→ Your objective:
Print out every record exactly as it appears.

→ Data items:
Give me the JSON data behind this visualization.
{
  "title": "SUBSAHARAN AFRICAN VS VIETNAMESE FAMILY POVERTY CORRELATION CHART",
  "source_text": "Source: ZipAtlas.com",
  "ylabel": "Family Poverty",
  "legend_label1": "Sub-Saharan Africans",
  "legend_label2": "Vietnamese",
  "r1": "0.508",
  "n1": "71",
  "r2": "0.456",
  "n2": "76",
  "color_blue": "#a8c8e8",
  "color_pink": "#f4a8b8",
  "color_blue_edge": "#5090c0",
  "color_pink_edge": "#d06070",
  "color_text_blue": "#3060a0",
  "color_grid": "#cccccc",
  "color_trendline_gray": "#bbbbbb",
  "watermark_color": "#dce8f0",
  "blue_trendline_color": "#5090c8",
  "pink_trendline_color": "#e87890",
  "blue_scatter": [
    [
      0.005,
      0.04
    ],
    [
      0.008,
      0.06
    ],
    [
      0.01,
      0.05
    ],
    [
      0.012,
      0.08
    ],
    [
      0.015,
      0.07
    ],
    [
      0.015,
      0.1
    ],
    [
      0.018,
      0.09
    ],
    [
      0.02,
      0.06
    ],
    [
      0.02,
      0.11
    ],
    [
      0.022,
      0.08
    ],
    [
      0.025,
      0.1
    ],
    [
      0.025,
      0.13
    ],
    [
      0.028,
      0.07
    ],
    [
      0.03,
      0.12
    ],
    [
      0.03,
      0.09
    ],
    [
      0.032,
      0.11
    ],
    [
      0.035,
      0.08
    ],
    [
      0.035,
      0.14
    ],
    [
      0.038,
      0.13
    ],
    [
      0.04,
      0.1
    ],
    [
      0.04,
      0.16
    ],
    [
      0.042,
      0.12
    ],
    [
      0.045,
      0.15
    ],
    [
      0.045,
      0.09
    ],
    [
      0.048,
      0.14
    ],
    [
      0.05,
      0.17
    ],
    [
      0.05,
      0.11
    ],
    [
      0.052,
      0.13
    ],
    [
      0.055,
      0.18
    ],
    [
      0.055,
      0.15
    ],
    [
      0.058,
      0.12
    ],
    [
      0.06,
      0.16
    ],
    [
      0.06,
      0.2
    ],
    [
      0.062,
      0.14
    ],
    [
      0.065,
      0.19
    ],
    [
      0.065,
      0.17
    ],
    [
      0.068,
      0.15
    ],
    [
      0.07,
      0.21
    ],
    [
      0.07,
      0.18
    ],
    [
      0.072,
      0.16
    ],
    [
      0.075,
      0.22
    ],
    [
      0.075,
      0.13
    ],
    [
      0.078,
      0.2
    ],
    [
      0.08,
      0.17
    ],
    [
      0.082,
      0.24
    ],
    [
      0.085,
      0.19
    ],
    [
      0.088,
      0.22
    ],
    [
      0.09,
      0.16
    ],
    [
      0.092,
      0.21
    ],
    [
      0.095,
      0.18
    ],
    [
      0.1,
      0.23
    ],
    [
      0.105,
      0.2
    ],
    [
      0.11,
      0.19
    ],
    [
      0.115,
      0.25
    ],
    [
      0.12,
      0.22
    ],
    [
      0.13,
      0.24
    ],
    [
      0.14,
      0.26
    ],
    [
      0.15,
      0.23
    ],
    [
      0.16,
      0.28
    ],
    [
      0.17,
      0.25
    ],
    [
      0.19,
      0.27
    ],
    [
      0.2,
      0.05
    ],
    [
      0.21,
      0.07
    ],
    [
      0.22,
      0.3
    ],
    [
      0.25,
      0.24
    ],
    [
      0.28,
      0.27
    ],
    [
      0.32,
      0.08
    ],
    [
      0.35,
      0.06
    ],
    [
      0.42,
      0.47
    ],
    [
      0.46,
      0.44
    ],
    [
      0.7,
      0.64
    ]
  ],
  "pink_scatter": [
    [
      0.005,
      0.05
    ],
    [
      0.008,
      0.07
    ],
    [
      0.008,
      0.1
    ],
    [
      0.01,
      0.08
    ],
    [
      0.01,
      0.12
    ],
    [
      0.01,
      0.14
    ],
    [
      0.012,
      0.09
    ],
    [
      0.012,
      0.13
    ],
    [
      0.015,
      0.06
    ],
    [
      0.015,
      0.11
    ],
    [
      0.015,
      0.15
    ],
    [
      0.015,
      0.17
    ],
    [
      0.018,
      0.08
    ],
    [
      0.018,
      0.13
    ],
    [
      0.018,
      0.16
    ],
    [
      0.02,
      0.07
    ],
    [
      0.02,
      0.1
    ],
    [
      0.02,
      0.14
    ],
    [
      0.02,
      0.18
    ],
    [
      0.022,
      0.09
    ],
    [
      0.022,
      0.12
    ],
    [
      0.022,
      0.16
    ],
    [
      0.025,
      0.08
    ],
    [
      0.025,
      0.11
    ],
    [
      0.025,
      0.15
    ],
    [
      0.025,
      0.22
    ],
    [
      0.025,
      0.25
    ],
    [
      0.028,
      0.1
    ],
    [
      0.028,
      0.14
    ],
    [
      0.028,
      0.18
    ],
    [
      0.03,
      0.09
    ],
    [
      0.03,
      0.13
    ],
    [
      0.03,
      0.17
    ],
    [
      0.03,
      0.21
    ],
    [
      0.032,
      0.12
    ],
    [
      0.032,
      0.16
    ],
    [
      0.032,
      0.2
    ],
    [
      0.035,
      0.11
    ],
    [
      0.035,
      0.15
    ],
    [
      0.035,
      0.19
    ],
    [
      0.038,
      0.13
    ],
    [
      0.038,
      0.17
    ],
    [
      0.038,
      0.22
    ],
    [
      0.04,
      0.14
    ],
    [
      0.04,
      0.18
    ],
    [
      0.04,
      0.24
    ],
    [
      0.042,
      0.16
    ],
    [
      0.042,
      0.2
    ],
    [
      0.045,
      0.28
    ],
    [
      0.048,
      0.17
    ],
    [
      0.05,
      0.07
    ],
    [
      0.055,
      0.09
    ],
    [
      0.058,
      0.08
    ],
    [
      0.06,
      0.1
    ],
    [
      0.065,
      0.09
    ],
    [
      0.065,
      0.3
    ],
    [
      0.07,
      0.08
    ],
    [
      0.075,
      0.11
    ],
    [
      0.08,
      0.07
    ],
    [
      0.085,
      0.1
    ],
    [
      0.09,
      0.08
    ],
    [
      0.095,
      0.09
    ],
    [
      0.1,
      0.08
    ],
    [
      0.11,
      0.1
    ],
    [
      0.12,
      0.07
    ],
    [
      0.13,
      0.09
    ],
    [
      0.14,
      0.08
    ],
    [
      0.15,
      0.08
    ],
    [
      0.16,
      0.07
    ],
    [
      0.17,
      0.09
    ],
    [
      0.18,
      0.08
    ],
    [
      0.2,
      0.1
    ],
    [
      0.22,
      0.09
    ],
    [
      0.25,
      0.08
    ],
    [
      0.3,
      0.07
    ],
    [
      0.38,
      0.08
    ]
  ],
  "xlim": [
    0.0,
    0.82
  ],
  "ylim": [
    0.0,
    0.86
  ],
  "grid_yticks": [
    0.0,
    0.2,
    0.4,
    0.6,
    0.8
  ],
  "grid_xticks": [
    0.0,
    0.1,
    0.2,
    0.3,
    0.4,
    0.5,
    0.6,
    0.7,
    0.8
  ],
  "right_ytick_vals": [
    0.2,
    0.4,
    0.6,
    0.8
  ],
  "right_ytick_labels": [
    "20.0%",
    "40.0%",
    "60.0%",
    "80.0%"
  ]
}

→ Answer for this exercise:
Give me the JSON data behind this visualization.
{
  "title": "SUBSAHARAN AFRICAN VS VIETNAMESE FAMILY POVERTY CORRELATION CHART",
  "source_text": "Source: ZipAtlas.com",
  "ylabel": "Family Poverty",
  "legend_label1": "Sub-Saharan Africans",
  "legend_label2": "Vietnamese",
  "r1": "0.508",
  "n1": "71",
  "r2": "0.456",
  "n2": "76",
  "color_blue": "#a8c8e8",
  "color_pink": "#f4a8b8",
  "color_blue_edge": "#5090c0",
  "color_pink_edge": "#d06070",
  "color_text_blue": "#3060a0",
  "color_grid": "#cccccc",
  "color_trendline_gray": "#bbbbbb",
  "watermark_color": "#dce8f0",
  "blue_trendline_color": "#5090c8",
  "pink_trendline_color": "#e87890",
  "blue_scatter": [
    [
      0.005,
      0.04
    ],
    [
      0.008,
      0.06
    ],
    [
      0.01,
      0.05
    ],
    [
      0.012,
      0.08
    ],
    [
      0.015,
      0.07
    ],
    [
      0.015,
      0.1
    ],
    [
      0.018,
      0.09
    ],
    [
      0.02,
      0.06
    ],
    [
      0.02,
      0.11
    ],
    [
      0.022,
      0.08
    ],
    [
      0.025,
      0.1
    ],
    [
      0.025,
      0.13
    ],
    [
      0.028,
      0.07
    ],
    [
      0.03,
      0.12
    ],
    [
      0.03,
      0.09
    ],
    [
      0.032,
      0.11
    ],
    [
      0.035,
      0.08
    ],
    [
      0.035,
      0.14
    ],
    [
      0.038,
      0.13
    ],
    [
      0.04,
      0.1
    ],
    [
      0.04,
      0.16
    ],
    [
      0.042,
      0.12
    ],
    [
      0.045,
      0.15
    ],
    [
      0.045,
      0.09
    ],
    [
      0.048,
      0.14
    ],
    [
      0.05,
      0.17
    ],
    [
      0.05,
      0.11
    ],
    [
      0.052,
      0.13
    ],
    [
      0.055,
      0.18
    ],
    [
      0.055,
      0.15
    ],
    [
      0.058,
      0.12
    ],
    [
      0.06,
      0.16
    ],
    [
      0.06,
      0.2
    ],
    [
      0.062,
      0.14
    ],
    [
      0.065,
      0.19
    ],
    [
      0.065,
      0.17
    ],
    [
      0.068,
      0.15
    ],
    [
      0.07,
      0.21
    ],
    [
      0.07,
      0.18
    ],
    [
      0.072,
      0.16
    ],
    [
      0.075,
      0.22
    ],
    [
      0.075,
      0.13
    ],
    [
      0.078,
      0.2
    ],
    [
      0.08,
      0.17
    ],
    [
      0.082,
      0.24
    ],
    [
      0.085,
      0.19
    ],
    [
      0.088,
      0.22
    ],
    [
      0.09,
      0.16
    ],
    [
      0.092,
      0.21
    ],
    [
      0.095,
      0.18
    ],
    [
      0.1,
      0.23
    ],
    [
      0.105,
      0.2
    ],
    [
      0.11,
      0.19
    ],
    [
      0.115,
      0.25
    ],
    [
      0.12,
      0.22
    ],
    [
      0.13,
      0.24
    ],
    [
      0.14,
      0.26
    ],
    [
      0.15,
      0.23
    ],
    [
      0.16,
      0.28
    ],
    [
      0.17,
      0.25
    ],
    [
      0.19,
      0.27
    ],
    [
      0.2,
      0.05
    ],
    [
      0.21,
      0.07
    ],
    [
      0.22,
      0.3
    ],
    [
      0.25,
      0.24
    ],
    [
      0.28,
      0.27
    ],
    [
      0.32,
      0.08
    ],
    [
      0.35,
      0.06
    ],
    [
      0.42,
      0.47
    ],
    [
      0.46,
      0.44
    ],
    [
      0.7,
      0.64
    ]
  ],
  "pink_scatter": [
    [
      0.005,
      0.05
    ],
    [
      0.008,
      0.07
    ],
    [
      0.008,
      0.1
    ],
    [
      0.01,
      0.08
    ],
    [
      0.01,
      0.12
    ],
    [
      0.01,
      0.14
    ],
    [
      0.012,
      0.09
    ],
    [
      0.012,
      0.13
    ],
    [
      0.015,
      0.06
    ],
    [
      0.015,
      0.11
    ],
    [
      0.015,
      0.15
    ],
    [
      0.015,
      0.17
    ],
    [
      0.018,
      0.08
    ],
    [
      0.018,
      0.13
    ],
    [
      0.018,
      0.16
    ],
    [
      0.02,
      0.07
    ],
    [
      0.02,
      0.1
    ],
    [
      0.02,
      0.14
    ],
    [
      0.02,
      0.18
    ],
    [
      0.022,
      0.09
    ],
    [
      0.022,
      0.12
    ],
    [
      0.022,
      0.16
    ],
    [
      0.025,
      0.08
    ],
    [
      0.025,
      0.11
    ],
    [
      0.025,
      0.15
    ],
    [
      0.025,
      0.22
    ],
    [
      0.025,
      0.25
    ],
    [
      0.028,
      0.1
    ],
    [
      0.028,
      0.14
    ],
    [
      0.028,
      0.18
    ],
    [
      0.03,
      0.09
    ],
    [
      0.03,
      0.13
    ],
    [
      0.03,
      0.17
    ],
    [
      0.03,
      0.21
    ],
    [
      0.032,
      0.12
    ],
    [
      0.032,
      0.16
    ],
    [
      0.032,
      0.2
    ],
    [
      0.035,
      0.11
    ],
    [
      0.035,
      0.15
    ],
    [
      0.035,
      0.19
    ],
    [
      0.038,
      0.13
    ],
    [
      0.038,
      0.17
    ],
    [
      0.038,
      0.22
    ],
    [
      0.04,
      0.14
    ],
    [
      0.04,
      0.18
    ],
    [
      0.04,
      0.24
    ],
    [
      0.042,
      0.16
    ],
    [
      0.042,
      0.2
    ],
    [
      0.045,
      0.28
    ],
    [
      0.048,
      0.17
    ],
    [
      0.05,
      0.07
    ],
    [
      0.055,
      0.09
    ],
    [
      0.058,
      0.08
    ],
    [
      0.06,
      0.1
    ],
    [
      0.065,
      0.09
    ],
    [
      0.065,
      0.3
    ],
    [
      0.07,
      0.08
    ],
    [
      0.075,
      0.11
    ],
    [
      0.08,
      0.07
    ],
    [
      0.085,
      0.1
    ],
    [
      0.09,
      0.08
    ],
    [
      0.095,
      0.09
    ],
    [
      0.1,
      0.08
    ],
    [
      0.11,
      0.1
    ],
    [
      0.12,
      0.07
    ],
    [
      0.13,
      0.09
    ],
    [
      0.14,
      0.08
    ],
    [
      0.15,
      0.08
    ],
    [
      0.16,
      0.07
    ],
    [
      0.17,
      0.09
    ],
    [
      0.18,
      0.08
    ],
    [
      0.2,
      0.1
    ],
    [
      0.22,
      0.09
    ],
    [
      0.25,
      0.08
    ],
    [
      0.3,
      0.07
    ],
    [
      0.38,
      0.08
    ]
  ],
  "xlim": [
    0.0,
    0.82
  ],
  "ylim": [
    0.0,
    0.86
  ],
  "grid_yticks": [
    0.0,
    0.2,
    0.4,
    0.6,
    0.8
  ],
  "grid_xticks": [
    0.0,
    0.1,
    0.2,
    0.3,
    0.4,
    0.5,
    0.6,
    0.7,
    0.8
  ],
  "right_ytick_vals": [
    0.2,
    0.4,
    0.6,
    0.8
  ],
  "right_ytick_labels": [
    "20.0%",
    "40.0%",
    "60.0%",
    "80.0%"
  ]
}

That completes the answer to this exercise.